> [Task]: Below are records. Count every line containing the word "question" and give the number alone.

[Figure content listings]
-- BEGIN --
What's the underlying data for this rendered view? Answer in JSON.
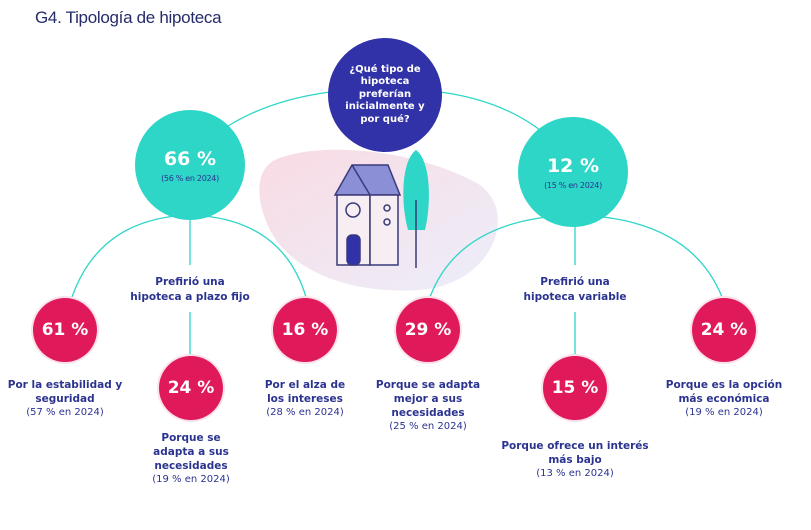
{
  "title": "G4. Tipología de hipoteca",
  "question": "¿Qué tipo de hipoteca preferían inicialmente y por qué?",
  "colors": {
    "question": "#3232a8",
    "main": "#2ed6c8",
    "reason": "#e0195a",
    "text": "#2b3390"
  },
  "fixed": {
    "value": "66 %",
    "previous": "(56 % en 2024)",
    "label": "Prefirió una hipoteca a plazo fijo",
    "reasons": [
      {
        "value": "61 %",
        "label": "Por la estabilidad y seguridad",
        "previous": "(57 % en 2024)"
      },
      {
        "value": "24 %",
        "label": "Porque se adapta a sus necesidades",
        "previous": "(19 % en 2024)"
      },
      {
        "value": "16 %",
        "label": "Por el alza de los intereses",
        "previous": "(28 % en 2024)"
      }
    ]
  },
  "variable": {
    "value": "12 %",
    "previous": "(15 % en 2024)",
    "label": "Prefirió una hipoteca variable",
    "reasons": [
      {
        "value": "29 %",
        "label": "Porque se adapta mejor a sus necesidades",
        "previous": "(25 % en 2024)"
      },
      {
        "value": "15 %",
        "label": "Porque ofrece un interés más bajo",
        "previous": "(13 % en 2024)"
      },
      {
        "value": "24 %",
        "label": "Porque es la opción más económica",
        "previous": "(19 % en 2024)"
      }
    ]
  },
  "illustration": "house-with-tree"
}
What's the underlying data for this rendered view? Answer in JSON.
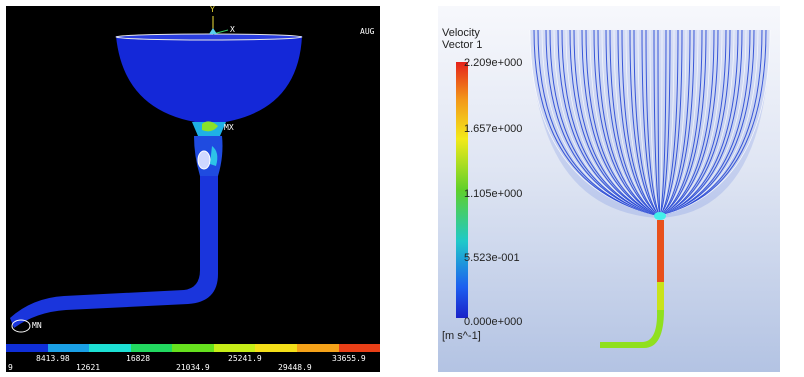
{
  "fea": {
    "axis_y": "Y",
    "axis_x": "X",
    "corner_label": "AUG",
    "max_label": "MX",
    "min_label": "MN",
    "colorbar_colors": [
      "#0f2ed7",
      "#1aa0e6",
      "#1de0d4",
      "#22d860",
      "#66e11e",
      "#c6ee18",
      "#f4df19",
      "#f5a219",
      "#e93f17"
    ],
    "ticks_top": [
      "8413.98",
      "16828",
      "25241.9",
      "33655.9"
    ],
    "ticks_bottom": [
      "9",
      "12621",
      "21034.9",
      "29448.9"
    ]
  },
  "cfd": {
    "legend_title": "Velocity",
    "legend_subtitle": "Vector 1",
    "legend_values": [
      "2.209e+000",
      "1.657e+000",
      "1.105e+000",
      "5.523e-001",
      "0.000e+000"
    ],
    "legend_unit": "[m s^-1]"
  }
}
-- END --
-- BEGIN --
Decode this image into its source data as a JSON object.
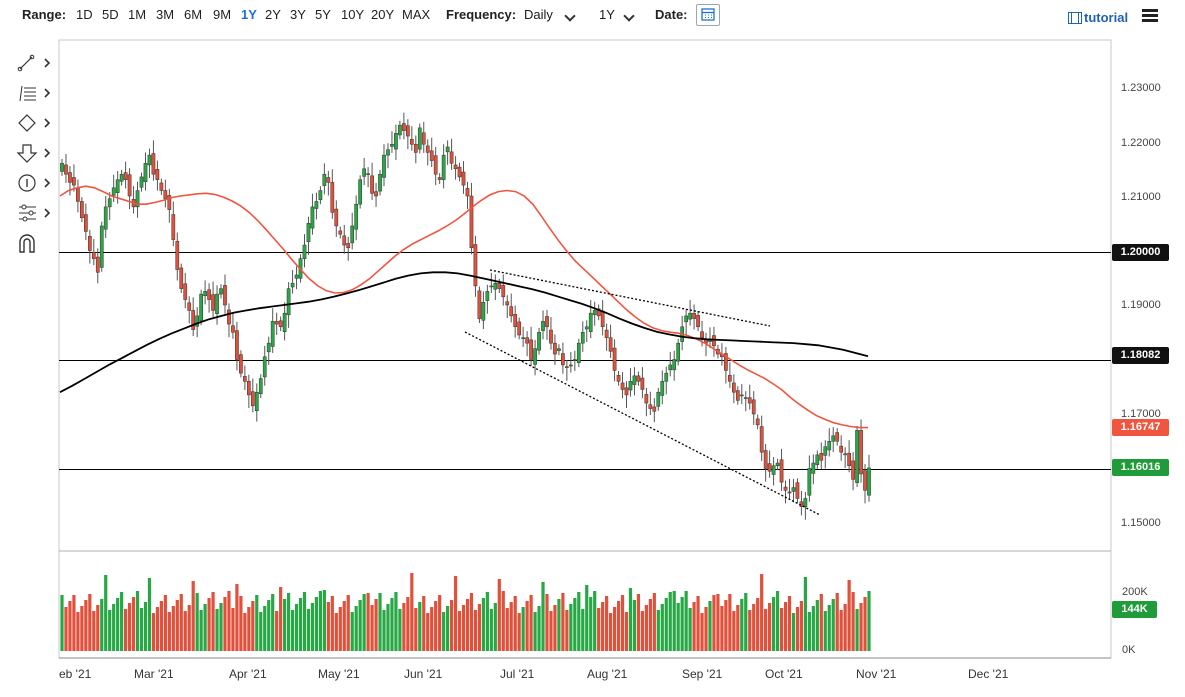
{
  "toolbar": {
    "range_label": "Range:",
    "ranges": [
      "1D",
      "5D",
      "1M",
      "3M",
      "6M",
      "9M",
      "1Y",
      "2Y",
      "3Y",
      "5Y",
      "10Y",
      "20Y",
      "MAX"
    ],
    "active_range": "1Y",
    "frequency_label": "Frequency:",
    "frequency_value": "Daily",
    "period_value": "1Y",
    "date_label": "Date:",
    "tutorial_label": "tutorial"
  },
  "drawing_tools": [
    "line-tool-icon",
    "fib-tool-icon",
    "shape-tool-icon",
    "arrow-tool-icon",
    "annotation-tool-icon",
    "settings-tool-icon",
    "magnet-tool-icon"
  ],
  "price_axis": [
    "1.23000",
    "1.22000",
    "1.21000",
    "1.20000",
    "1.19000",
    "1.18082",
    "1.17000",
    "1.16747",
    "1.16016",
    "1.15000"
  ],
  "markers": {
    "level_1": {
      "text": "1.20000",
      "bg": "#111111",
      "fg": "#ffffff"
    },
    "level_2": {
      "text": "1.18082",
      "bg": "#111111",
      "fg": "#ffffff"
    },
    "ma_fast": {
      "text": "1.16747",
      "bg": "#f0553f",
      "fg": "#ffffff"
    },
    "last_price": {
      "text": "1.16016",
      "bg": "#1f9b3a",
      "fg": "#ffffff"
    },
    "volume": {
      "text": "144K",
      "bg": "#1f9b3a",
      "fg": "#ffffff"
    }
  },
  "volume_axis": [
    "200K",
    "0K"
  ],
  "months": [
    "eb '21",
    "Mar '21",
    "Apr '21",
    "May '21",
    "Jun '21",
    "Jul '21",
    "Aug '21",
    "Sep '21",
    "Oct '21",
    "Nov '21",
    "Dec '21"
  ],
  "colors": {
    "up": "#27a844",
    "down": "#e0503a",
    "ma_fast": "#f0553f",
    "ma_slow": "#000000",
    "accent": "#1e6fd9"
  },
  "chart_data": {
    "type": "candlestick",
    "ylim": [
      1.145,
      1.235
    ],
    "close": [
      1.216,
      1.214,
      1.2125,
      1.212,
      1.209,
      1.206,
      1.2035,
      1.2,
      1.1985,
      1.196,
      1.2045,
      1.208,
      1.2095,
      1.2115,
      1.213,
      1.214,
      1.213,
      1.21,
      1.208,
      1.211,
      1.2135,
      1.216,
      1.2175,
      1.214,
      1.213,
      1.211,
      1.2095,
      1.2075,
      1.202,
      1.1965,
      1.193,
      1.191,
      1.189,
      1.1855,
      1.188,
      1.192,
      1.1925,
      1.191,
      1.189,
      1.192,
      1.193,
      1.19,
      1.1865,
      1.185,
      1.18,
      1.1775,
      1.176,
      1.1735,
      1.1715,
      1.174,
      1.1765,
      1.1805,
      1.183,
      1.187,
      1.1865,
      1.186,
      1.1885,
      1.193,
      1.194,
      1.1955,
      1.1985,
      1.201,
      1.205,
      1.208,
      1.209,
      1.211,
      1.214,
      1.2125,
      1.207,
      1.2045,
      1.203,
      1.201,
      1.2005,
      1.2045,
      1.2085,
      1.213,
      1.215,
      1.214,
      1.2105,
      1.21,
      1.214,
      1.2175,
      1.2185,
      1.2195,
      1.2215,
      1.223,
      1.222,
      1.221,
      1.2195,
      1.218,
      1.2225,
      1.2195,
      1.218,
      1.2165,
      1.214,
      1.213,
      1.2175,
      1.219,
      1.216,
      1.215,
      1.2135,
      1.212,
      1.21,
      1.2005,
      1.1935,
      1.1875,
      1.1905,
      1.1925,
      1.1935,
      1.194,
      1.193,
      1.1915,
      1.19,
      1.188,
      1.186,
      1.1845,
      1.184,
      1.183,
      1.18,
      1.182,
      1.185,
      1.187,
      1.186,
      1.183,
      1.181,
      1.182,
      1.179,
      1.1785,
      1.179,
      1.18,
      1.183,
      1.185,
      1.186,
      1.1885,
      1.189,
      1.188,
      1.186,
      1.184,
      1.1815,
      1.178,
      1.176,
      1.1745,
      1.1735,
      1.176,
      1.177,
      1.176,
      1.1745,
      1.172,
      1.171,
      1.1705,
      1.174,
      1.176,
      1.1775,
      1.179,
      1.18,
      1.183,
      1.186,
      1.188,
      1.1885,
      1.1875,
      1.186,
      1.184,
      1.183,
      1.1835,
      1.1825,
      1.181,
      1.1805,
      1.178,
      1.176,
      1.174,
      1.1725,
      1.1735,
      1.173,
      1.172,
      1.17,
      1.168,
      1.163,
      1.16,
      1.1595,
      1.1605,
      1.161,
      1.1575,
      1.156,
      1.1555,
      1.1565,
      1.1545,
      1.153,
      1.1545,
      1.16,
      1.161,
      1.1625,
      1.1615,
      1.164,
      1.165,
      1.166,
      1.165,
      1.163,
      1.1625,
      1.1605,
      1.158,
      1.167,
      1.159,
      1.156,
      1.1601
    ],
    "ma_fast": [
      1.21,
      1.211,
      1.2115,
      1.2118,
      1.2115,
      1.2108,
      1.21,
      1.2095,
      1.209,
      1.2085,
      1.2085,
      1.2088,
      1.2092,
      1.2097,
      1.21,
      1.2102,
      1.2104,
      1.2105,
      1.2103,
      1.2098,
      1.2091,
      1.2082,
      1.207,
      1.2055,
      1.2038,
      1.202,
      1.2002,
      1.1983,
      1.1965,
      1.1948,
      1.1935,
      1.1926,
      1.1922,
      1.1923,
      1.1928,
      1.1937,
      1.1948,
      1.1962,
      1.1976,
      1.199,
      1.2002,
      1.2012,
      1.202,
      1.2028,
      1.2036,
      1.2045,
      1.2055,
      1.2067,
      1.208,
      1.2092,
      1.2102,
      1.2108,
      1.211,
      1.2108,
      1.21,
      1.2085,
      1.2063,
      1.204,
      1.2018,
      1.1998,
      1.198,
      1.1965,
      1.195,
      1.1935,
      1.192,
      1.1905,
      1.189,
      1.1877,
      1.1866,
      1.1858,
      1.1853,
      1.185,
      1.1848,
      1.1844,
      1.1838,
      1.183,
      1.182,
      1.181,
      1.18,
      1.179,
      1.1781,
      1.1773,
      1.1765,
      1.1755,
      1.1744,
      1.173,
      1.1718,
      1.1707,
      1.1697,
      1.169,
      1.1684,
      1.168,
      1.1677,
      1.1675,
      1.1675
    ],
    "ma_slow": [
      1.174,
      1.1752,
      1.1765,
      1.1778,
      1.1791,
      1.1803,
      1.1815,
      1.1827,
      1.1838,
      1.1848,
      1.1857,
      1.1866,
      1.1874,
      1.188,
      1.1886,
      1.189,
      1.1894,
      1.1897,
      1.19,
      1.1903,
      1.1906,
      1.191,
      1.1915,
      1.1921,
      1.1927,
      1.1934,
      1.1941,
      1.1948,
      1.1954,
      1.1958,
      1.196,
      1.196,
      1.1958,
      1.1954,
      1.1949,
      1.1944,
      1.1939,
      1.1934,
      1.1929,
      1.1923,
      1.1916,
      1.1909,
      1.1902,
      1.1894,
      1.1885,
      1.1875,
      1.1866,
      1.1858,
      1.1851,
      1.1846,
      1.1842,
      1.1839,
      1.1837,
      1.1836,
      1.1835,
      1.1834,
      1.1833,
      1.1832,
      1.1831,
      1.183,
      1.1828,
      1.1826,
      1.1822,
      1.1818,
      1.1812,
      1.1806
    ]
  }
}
-- END --
> [Task answer]: 2